== Exercise brief ==
Pick out all lines with the word "СИСТЕМ" from the records that follow.

*-*-*

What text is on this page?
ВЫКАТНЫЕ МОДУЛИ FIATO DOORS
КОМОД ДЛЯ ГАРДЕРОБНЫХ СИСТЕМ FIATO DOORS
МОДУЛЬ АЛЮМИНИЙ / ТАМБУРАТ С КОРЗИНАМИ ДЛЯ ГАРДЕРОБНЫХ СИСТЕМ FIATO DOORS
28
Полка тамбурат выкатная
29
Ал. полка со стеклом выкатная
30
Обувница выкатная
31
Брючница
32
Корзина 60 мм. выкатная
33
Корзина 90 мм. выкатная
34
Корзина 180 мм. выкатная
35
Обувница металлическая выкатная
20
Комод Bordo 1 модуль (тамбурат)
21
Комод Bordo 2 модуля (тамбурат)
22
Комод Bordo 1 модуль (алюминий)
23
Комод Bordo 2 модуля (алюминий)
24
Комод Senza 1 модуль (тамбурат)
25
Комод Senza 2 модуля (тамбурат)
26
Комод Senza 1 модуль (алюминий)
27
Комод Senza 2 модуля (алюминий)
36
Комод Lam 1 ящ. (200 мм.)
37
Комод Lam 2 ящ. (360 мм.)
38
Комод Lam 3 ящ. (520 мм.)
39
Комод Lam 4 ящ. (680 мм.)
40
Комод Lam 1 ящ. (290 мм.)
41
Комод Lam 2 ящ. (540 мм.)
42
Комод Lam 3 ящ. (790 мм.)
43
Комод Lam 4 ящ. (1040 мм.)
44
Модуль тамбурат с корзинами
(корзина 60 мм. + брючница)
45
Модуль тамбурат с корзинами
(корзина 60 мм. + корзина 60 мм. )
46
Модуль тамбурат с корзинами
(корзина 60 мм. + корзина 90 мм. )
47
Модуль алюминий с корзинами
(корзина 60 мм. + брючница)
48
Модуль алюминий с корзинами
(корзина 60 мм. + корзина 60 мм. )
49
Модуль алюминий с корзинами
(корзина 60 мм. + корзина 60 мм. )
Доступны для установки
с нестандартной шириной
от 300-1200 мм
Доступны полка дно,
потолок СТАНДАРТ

*-*-*

== Solution below ==
КОМОД ДЛЯ ГАРДЕРОБНЫХ СИСТЕМ FIATO DOORS
МОДУЛЬ АЛЮМИНИЙ / ТАМБУРАТ С КОРЗИНАМИ ДЛЯ ГАРДЕРОБНЫХ СИСТЕМ FIATO DOORS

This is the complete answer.